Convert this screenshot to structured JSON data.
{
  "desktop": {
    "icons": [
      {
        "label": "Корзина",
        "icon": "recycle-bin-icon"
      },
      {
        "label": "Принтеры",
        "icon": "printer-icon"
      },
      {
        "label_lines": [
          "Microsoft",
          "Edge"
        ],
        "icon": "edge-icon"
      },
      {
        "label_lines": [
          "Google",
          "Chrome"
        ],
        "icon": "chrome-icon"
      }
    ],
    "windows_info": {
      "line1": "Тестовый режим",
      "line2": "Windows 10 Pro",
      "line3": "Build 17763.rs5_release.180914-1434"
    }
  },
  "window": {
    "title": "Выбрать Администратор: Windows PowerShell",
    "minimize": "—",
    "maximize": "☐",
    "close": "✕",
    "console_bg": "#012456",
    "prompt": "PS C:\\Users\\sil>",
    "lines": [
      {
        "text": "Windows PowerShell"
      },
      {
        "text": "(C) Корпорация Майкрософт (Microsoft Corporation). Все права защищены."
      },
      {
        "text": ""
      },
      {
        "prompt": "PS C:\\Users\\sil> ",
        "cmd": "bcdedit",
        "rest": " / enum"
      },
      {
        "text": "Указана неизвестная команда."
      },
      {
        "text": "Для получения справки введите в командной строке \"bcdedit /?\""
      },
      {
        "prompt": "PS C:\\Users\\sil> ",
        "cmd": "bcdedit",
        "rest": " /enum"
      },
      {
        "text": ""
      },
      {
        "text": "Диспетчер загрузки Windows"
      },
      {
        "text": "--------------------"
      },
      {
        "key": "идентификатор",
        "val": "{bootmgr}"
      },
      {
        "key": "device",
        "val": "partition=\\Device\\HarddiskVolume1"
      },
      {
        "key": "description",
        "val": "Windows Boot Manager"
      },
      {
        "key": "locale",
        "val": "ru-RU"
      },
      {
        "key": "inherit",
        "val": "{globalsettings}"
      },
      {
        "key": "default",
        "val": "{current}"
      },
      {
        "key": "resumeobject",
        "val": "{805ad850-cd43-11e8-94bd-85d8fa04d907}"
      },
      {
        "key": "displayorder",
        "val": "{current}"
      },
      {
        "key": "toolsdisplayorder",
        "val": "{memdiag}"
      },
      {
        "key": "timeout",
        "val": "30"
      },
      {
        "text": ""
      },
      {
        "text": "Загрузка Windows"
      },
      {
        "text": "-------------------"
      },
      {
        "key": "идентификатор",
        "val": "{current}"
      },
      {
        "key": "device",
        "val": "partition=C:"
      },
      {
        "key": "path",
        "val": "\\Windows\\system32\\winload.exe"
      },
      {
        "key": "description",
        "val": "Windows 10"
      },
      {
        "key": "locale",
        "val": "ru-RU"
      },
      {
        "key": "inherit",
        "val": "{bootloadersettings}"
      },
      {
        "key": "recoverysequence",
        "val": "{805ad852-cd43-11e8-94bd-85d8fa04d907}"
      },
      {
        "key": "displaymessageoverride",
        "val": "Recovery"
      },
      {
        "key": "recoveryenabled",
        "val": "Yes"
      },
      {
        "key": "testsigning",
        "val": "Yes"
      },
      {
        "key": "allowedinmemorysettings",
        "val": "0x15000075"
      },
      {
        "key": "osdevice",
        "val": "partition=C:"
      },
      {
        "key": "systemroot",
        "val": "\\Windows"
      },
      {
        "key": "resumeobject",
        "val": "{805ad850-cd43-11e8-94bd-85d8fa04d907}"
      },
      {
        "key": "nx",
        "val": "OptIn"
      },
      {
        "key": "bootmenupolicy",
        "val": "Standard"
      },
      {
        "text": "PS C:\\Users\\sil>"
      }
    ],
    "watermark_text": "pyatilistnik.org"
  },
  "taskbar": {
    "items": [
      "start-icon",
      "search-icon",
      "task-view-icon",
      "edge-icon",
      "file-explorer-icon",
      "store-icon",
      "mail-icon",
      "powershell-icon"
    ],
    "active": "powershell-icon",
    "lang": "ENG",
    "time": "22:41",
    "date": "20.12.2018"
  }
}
__________
- WHAT IS REQUIRED:
Send back all of the entries exactly, with nothing missing.

- TASK ANSWER:
Convert this screenshot to structured JSON data.
{
  "desktop": {
    "icons": [
      {
        "label": "Корзина",
        "icon": "recycle-bin-icon"
      },
      {
        "label": "Принтеры",
        "icon": "printer-icon"
      },
      {
        "label_lines": [
          "Microsoft",
          "Edge"
        ],
        "icon": "edge-icon"
      },
      {
        "label_lines": [
          "Google",
          "Chrome"
        ],
        "icon": "chrome-icon"
      }
    ],
    "windows_info": {
      "line1": "Тестовый режим",
      "line2": "Windows 10 Pro",
      "line3": "Build 17763.rs5_release.180914-1434"
    }
  },
  "window": {
    "title": "Выбрать Администратор: Windows PowerShell",
    "minimize": "—",
    "maximize": "☐",
    "close": "✕",
    "console_bg": "#012456",
    "prompt": "PS C:\\Users\\sil>",
    "lines": [
      {
        "text": "Windows PowerShell"
      },
      {
        "text": "(C) Корпорация Майкрософт (Microsoft Corporation). Все права защищены."
      },
      {
        "text": ""
      },
      {
        "prompt": "PS C:\\Users\\sil> ",
        "cmd": "bcdedit",
        "rest": " / enum"
      },
      {
        "text": "Указана неизвестная команда."
      },
      {
        "text": "Для получения справки введите в командной строке \"bcdedit /?\""
      },
      {
        "prompt": "PS C:\\Users\\sil> ",
        "cmd": "bcdedit",
        "rest": " /enum"
      },
      {
        "text": ""
      },
      {
        "text": "Диспетчер загрузки Windows"
      },
      {
        "text": "--------------------"
      },
      {
        "key": "идентификатор",
        "val": "{bootmgr}"
      },
      {
        "key": "device",
        "val": "partition=\\Device\\HarddiskVolume1"
      },
      {
        "key": "description",
        "val": "Windows Boot Manager"
      },
      {
        "key": "locale",
        "val": "ru-RU"
      },
      {
        "key": "inherit",
        "val": "{globalsettings}"
      },
      {
        "key": "default",
        "val": "{current}"
      },
      {
        "key": "resumeobject",
        "val": "{805ad850-cd43-11e8-94bd-85d8fa04d907}"
      },
      {
        "key": "displayorder",
        "val": "{current}"
      },
      {
        "key": "toolsdisplayorder",
        "val": "{memdiag}"
      },
      {
        "key": "timeout",
        "val": "30"
      },
      {
        "text": ""
      },
      {
        "text": "Загрузка Windows"
      },
      {
        "text": "-------------------"
      },
      {
        "key": "идентификатор",
        "val": "{current}"
      },
      {
        "key": "device",
        "val": "partition=C:"
      },
      {
        "key": "path",
        "val": "\\Windows\\system32\\winload.exe"
      },
      {
        "key": "description",
        "val": "Windows 10"
      },
      {
        "key": "locale",
        "val": "ru-RU"
      },
      {
        "key": "inherit",
        "val": "{bootloadersettings}"
      },
      {
        "key": "recoverysequence",
        "val": "{805ad852-cd43-11e8-94bd-85d8fa04d907}"
      },
      {
        "key": "displaymessageoverride",
        "val": "Recovery"
      },
      {
        "key": "recoveryenabled",
        "val": "Yes"
      },
      {
        "key": "testsigning",
        "val": "Yes"
      },
      {
        "key": "allowedinmemorysettings",
        "val": "0x15000075"
      },
      {
        "key": "osdevice",
        "val": "partition=C:"
      },
      {
        "key": "systemroot",
        "val": "\\Windows"
      },
      {
        "key": "resumeobject",
        "val": "{805ad850-cd43-11e8-94bd-85d8fa04d907}"
      },
      {
        "key": "nx",
        "val": "OptIn"
      },
      {
        "key": "bootmenupolicy",
        "val": "Standard"
      },
      {
        "text": "PS C:\\Users\\sil>"
      }
    ],
    "watermark_text": "pyatilistnik.org"
  },
  "taskbar": {
    "items": [
      "start-icon",
      "search-icon",
      "task-view-icon",
      "edge-icon",
      "file-explorer-icon",
      "store-icon",
      "mail-icon",
      "powershell-icon"
    ],
    "active": "powershell-icon",
    "lang": "ENG",
    "time": "22:41",
    "date": "20.12.2018"
  }
}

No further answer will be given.